→ Source text:
* Start *
# good trail gun?



## GOoutdoors

Looking for advice on purchasing a good trail gun.  I know a lot about rifles and shotguns, but not much about pistols.  I mainly do a lot of day hiking, but would like to get up to N Ga and do more camping and possibly backpacking.  Since the laws have recently changed it would be nice to pack a pistol esp. when venturing in more remote areas.  Any advice would be greatly appreciated.


----------



## CUTT'EM 76

*trail gun*

I think a Glock 20 would make a good trail/hiking guns.The 10mm can handle anything in that area.Most prefer a revolver w/ a 4 inch barrel chambered in anything from .357 to .44 mag.Taurus makes some good lightweight revolvers for that purpose.


----------



## sharpeblades

*Hiking with a hand gun*

My advice would be to go to an indoor range that rents pistols and find one that suits you and you fell comfortable with and shoot it .Next will be to find a holster that is comfortable for you to carry all day


----------



## bluebronco93

I agree with sharpeblades, I tried about ten different pistols out before buying a Glock 17( which is what I carry). But my next concealment pistol will be either a Ruger LCP or LCR.


----------



## breampole

I have a tarus "Judge."  It is a relatively small revolver that shoots 
2 1/2 inch 410 shells and colt 45 bullets.  I have found it to be very accurate with the 45's and of course the 410 speaks for itself.  I am not a weapons person.  I know very little about pistols.  I wanted something I could hit a poisonous snake or human with that would stop them.  This gun fits that bill.  I alternate 410 and 45 in the chamber.  It also will take care of a rogue alligator or black bear I am told.  I fish around a lot of large alligators and once was bothered by one.  By the way our sheriff wears this gun as his weapon of choice.  Mine is stainless steel.


----------



## shdybrady19

mine is a .357. It has a the 4 inch barrel so its nice and compact. I like to keep a box of varmit shot on me incase we run into snakes or something that might endanger the dogs


----------



## GOoutdoors

thanks for the advice.  Guess I'll also need to look at the weight and as someone mentioned - some kind of holster.  Sounds like I need to go try some guns out - thanks again.


----------



## Mr. Fishunt

*H & k p2000*

Why don't you just walk across the sidewalk and take a look at my new toy.
Lightweight, accurate, dependable, 14 rounds, 9mm, durable, quality, ergonomic....
Oh, I forgot to add the Blackhawk Serpa holster to, comfortable and lightweight too...
Regards, 
Mr. Fishunt


----------



## blues brother

Might be a little late on this reply...IF ITS IN THE TRUCK, IT AIN'T DOING YOU NO GOOD!
Pick a weapon that you will always have with you. Sharpeblades had good advice. Try several before you buy.
My little Keltec 32 has been riding in my front pocket for a year...everyday, even to church! Its not a big gun...but...IT AINT IN THE TRUCK!
I am off my soap box now. Good luck to you brother!


----------



## Fred_Duce

Glock 27 is my choice, shoots when you need it to, light to be what it is, sends a decent amount of lead and if you are hard up for $ they hold value fairly well. Just my 00.02. I love mine. Like Blues Brother said ''Pick a weapon that you will always have with you" fall in love with it and never let it leave your side.
* End *
→ Records shown:
* Start *
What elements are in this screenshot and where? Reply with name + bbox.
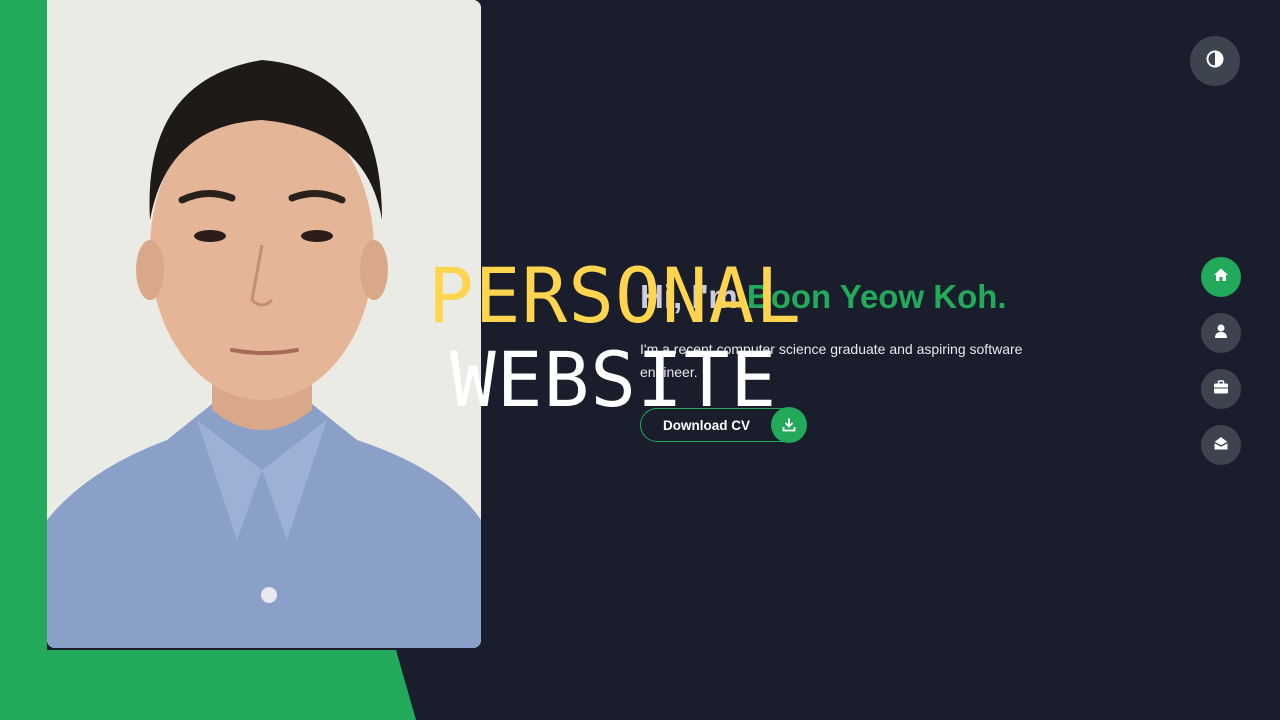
nav-item-about[interactable] [1201,313,1241,353]
nav-item-contact[interactable] [1201,425,1241,465]
user-icon [1213,323,1229,343]
nav-item-portfolio[interactable] [1201,369,1241,409]
envelope-open-icon [1213,435,1229,455]
theme-toggle-button[interactable] [1190,36,1240,86]
overlay-line-1: PERSONAL [428,251,803,340]
home-icon [1213,267,1229,287]
briefcase-icon [1213,379,1229,399]
profile-photo [47,0,481,648]
contrast-icon [1206,50,1224,72]
nav-item-home[interactable] [1201,257,1241,297]
overlay-line-2: WEBSITE [450,335,778,424]
side-navigation [1201,257,1241,465]
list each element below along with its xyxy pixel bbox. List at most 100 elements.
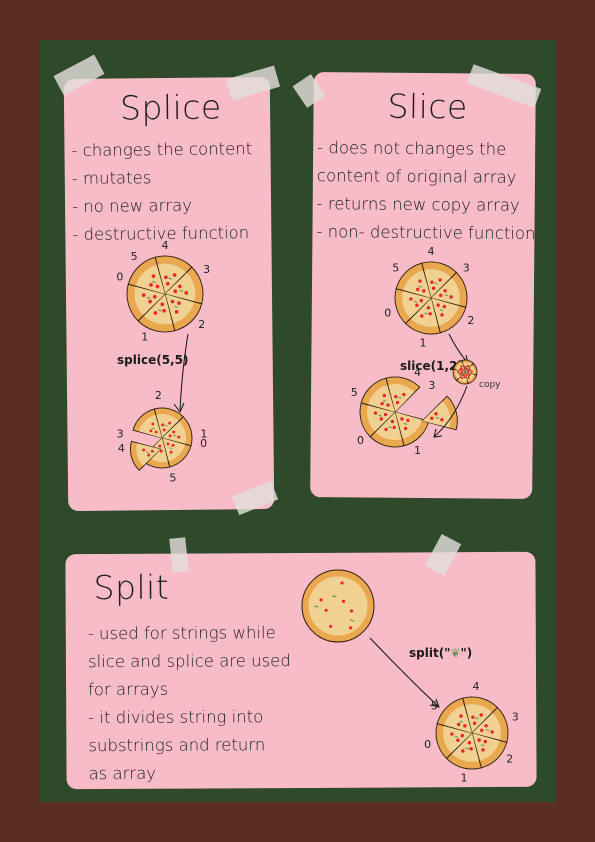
* End *
→ Given instruction 1: Sum up the trail gun thread in two sentences.
→ Given instruction 2: Pull out the part of the trail gun thread from "Oh, I forgot" up to and including "IN THE TRUCK!".

→ Exercise solution 1: A hiker who knows rifles and shotguns but little about pistols asks for advice on a good trail gun to carry while camping and backpacking, especially in more remote areas of north Georgia. Replies name options such as the Glock 20, a 4-inch revolver chambered from .357 to .44 mag, the Judge revolver and the Glock 27, and several posters advise trying out a number of pistols at a range, finding a comfortable holster and picking a gun that will always be carried.

→ Exercise solution 2:
Oh, I forgot to add the Blackhawk Serpa holster to, comfortable and lightweight too...
Regards, 
Mr. Fishunt


----------



## blues brother

Might be a little late on this reply...IF ITS IN THE TRUCK, IT AIN'T DOING YOU NO GOOD!
Pick a weapon that you will always have with you. Sharpeblades had good advice. Try several before you buy.
My little Keltec 32 has been riding in my front pocket for a year...everyday, even to church! Its not a big gun...but...IT AINT IN THE TRUCK!